**Records from a dataset:**
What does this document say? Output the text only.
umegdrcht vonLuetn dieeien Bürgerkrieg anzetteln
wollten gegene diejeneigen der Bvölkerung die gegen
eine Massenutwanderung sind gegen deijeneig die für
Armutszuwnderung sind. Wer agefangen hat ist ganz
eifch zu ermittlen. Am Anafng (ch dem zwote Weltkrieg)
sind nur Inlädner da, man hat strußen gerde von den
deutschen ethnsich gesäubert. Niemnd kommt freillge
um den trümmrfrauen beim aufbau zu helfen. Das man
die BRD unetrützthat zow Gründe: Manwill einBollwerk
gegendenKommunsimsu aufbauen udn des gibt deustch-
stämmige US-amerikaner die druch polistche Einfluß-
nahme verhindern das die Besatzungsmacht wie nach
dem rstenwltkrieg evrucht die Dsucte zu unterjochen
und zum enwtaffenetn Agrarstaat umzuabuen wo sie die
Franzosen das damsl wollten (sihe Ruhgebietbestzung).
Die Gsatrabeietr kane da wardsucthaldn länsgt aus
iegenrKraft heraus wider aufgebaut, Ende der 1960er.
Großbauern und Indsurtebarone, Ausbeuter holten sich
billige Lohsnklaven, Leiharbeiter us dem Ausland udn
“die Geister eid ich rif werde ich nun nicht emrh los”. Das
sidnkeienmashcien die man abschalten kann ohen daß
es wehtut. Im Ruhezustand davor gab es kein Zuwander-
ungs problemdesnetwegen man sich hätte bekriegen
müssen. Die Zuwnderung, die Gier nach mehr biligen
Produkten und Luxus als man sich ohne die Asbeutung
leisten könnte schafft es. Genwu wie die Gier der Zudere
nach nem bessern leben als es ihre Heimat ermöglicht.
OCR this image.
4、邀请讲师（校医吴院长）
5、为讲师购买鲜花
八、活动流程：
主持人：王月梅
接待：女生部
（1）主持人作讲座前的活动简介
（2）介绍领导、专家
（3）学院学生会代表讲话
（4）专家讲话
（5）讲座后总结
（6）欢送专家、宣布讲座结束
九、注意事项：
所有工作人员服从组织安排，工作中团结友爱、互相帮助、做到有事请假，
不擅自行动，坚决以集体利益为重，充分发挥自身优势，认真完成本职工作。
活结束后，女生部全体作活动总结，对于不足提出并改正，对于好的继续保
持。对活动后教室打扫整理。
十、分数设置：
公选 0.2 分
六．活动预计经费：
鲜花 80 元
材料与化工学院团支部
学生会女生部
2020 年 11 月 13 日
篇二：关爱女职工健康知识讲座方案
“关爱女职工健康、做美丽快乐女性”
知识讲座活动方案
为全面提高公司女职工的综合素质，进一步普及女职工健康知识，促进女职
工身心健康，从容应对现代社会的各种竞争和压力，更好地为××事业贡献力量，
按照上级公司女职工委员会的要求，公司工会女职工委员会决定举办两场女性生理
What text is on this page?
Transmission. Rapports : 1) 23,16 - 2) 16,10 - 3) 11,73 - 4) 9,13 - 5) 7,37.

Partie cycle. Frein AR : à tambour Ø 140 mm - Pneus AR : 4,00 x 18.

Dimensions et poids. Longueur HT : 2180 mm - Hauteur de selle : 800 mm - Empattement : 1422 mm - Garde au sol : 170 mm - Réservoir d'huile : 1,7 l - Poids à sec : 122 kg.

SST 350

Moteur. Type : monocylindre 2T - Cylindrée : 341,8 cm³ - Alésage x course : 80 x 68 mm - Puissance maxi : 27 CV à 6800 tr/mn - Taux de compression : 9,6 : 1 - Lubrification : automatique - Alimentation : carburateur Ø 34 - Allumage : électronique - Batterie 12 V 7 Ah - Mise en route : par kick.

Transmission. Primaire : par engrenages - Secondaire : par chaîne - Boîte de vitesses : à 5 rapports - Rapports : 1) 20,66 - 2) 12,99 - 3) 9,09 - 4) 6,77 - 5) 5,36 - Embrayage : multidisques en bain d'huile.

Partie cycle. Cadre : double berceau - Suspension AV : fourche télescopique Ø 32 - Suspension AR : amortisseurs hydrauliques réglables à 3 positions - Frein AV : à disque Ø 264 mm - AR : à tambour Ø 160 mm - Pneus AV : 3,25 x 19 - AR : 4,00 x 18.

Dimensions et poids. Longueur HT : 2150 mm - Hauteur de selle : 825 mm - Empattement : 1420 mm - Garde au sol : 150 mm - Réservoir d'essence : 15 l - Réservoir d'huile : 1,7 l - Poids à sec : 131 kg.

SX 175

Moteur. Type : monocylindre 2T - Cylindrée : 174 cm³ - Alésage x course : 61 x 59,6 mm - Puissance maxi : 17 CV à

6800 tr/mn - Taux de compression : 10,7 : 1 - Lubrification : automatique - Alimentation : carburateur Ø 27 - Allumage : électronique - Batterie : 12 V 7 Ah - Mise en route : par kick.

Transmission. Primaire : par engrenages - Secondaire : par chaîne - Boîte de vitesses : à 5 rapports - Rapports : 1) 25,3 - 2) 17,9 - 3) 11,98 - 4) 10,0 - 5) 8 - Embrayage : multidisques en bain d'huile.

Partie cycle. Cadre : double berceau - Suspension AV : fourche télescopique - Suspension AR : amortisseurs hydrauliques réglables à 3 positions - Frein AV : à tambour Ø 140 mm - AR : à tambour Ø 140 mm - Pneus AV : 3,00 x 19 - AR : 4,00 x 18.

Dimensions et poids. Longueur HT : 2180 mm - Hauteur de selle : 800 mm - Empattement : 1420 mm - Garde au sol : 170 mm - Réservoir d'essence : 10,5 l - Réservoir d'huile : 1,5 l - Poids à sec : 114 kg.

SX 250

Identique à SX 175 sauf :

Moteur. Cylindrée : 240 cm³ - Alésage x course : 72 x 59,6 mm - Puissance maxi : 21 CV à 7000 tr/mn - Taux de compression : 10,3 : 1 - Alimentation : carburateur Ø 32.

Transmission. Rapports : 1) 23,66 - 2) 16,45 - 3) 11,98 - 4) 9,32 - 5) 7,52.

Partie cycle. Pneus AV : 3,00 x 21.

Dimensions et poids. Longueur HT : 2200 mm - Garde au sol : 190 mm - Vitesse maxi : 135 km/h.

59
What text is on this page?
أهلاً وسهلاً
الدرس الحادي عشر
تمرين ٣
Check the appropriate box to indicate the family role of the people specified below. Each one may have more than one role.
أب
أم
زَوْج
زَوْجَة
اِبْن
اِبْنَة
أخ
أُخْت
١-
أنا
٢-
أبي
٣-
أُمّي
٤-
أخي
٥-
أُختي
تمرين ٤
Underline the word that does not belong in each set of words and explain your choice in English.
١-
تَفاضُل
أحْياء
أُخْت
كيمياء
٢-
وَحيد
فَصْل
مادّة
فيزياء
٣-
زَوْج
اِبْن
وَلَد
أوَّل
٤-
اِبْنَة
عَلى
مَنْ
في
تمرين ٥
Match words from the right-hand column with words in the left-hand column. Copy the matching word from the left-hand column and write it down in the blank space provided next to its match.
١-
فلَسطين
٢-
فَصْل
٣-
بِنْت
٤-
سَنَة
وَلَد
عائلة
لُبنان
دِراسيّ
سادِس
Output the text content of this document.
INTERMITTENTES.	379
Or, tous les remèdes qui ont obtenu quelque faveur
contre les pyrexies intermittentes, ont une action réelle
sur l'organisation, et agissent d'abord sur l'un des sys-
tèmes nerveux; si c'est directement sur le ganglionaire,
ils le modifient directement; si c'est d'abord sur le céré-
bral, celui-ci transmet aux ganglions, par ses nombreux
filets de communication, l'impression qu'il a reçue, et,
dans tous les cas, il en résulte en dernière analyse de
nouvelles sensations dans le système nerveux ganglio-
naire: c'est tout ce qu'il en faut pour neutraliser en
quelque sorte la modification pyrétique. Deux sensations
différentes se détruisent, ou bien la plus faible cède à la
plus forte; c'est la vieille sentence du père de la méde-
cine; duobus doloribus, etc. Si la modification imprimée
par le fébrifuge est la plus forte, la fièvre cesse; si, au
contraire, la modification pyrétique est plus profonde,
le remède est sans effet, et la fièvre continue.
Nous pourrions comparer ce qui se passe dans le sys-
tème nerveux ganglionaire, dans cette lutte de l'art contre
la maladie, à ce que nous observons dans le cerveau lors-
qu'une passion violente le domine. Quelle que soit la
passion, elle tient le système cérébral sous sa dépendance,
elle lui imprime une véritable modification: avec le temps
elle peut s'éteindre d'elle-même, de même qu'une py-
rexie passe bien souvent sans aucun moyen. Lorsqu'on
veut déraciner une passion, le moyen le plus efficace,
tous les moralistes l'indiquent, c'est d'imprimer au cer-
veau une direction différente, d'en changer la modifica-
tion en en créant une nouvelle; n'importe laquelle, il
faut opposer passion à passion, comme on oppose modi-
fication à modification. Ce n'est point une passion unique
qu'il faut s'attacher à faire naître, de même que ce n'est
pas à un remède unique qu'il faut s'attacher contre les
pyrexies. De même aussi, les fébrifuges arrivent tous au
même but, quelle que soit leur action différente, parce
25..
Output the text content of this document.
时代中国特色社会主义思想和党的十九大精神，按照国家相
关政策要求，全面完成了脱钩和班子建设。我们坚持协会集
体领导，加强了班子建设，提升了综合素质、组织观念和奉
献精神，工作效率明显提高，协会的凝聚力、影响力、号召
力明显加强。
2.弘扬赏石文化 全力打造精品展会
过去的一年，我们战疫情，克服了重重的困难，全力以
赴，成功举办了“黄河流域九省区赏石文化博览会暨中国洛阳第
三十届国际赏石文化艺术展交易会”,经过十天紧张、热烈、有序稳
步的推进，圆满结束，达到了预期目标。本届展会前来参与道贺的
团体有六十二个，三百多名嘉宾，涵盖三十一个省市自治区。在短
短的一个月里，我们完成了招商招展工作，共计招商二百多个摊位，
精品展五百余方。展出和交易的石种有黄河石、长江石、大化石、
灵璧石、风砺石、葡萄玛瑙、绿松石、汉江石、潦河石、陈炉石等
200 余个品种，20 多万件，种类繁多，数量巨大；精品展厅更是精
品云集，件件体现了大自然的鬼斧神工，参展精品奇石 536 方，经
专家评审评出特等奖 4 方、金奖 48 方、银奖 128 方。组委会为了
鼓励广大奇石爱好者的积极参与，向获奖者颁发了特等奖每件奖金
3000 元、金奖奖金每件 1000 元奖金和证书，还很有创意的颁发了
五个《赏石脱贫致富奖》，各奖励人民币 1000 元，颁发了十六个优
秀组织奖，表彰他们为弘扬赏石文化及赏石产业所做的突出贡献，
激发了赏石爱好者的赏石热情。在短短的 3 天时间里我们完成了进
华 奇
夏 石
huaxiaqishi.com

**Aim:**
Return each line of the data that contains the string "Mise".

**Written response:**
Moteur. Type : monocylindre 2T - Cylindrée : 341,8 cm³ - Alésage x course : 80 x 68 mm - Puissance maxi : 27 CV à 6800 tr/mn - Taux de compression : 9,6 : 1 - Lubrification : automatique - Alimentation : carburateur Ø 34 - Allumage : électronique - Batterie 12 V 7 Ah - Mise en route : par kick.
6800 tr/mn - Taux de compression : 10,7 : 1 - Lubrification : automatique - Alimentation : carburateur Ø 27 - Allumage : électronique - Batterie : 12 V 7 Ah - Mise en route : par kick.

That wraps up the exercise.